___ EXERCISE MATERIALS
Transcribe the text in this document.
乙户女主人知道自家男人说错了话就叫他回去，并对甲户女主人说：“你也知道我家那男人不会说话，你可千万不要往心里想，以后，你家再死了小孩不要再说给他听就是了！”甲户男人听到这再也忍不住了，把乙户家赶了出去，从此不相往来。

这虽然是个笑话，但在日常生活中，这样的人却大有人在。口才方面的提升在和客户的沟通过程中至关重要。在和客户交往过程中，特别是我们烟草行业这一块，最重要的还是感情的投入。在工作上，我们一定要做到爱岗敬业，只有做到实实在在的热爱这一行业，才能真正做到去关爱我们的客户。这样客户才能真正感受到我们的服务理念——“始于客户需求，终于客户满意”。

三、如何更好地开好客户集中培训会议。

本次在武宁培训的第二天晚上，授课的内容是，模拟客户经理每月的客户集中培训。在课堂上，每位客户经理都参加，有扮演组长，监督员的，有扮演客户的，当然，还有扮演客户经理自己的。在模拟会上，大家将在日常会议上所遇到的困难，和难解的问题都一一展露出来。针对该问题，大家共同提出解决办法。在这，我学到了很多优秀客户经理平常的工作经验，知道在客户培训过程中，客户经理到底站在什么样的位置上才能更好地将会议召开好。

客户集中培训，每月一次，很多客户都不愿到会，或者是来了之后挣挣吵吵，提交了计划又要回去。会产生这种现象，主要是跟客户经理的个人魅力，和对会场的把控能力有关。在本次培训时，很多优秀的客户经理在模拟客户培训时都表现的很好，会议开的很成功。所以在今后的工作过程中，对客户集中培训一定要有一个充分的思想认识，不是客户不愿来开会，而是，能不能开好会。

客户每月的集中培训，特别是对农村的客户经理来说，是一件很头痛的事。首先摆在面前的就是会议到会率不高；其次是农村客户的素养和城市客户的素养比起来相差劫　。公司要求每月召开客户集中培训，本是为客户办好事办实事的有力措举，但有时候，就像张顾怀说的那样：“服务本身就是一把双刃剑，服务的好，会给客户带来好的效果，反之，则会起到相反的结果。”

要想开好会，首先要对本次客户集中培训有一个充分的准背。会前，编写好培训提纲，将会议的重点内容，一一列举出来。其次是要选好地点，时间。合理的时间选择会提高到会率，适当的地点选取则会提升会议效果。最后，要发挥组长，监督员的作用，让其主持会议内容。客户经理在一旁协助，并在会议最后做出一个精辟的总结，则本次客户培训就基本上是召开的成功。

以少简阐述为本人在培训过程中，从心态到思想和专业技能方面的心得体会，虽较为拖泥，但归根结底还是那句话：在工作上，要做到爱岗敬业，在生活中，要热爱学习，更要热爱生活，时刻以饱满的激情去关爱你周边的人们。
______
_TASK OBJECTIVE_.
The records above must be repeated exactly, every one of them.

_RESPONSE_.
Transcribe the text in this document.
乙户女主人知道自家男人说错了话就叫他回去，并对甲户女主人说：“你也知道我家那男人不会说话，你可千万不要往心里想，以后，你家再死了小孩不要再说给他听就是了！”甲户男人听到这再也忍不住了，把乙户家赶了出去，从此不相往来。

这虽然是个笑话，但在日常生活中，这样的人却大有人在。口才方面的提升在和客户的沟通过程中至关重要。在和客户交往过程中，特别是我们烟草行业这一块，最重要的还是感情的投入。在工作上，我们一定要做到爱岗敬业，只有做到实实在在的热爱这一行业，才能真正做到去关爱我们的客户。这样客户才能真正感受到我们的服务理念——“始于客户需求，终于客户满意”。

三、如何更好地开好客户集中培训会议。

本次在武宁培训的第二天晚上，授课的内容是，模拟客户经理每月的客户集中培训。在课堂上，每位客户经理都参加，有扮演组长，监督员的，有扮演客户的，当然，还有扮演客户经理自己的。在模拟会上，大家将在日常会议上所遇到的困难，和难解的问题都一一展露出来。针对该问题，大家共同提出解决办法。在这，我学到了很多优秀客户经理平常的工作经验，知道在客户培训过程中，客户经理到底站在什么样的位置上才能更好地将会议召开好。

客户集中培训，每月一次，很多客户都不愿到会，或者是来了之后挣挣吵吵，提交了计划又要回去。会产生这种现象，主要是跟客户经理的个人魅力，和对会场的把控能力有关。在本次培训时，很多优秀的客户经理在模拟客户培训时都表现的很好，会议开的很成功。所以在今后的工作过程中，对客户集中培训一定要有一个充分的思想认识，不是客户不愿来开会，而是，能不能开好会。

客户每月的集中培训，特别是对农村的客户经理来说，是一件很头痛的事。首先摆在面前的就是会议到会率不高；其次是农村客户的素养和城市客户的素养比起来相差劫　。公司要求每月召开客户集中培训，本是为客户办好事办实事的有力措举，但有时候，就像张顾怀说的那样：“服务本身就是一把双刃剑，服务的好，会给客户带来好的效果，反之，则会起到相反的结果。”

要想开好会，首先要对本次客户集中培训有一个充分的准背。会前，编写好培训提纲，将会议的重点内容，一一列举出来。其次是要选好地点，时间。合理的时间选择会提高到会率，适当的地点选取则会提升会议效果。最后，要发挥组长，监督员的作用，让其主持会议内容。客户经理在一旁协助，并在会议最后做出一个精辟的总结，则本次客户培训就基本上是召开的成功。

以少简阐述为本人在培训过程中，从心态到思想和专业技能方面的心得体会，虽较为拖泥，但归根结底还是那句话：在工作上，要做到爱岗敬业，在生活中，要热爱学习，更要热爱生活，时刻以饱满的激情去关爱你周边的人们。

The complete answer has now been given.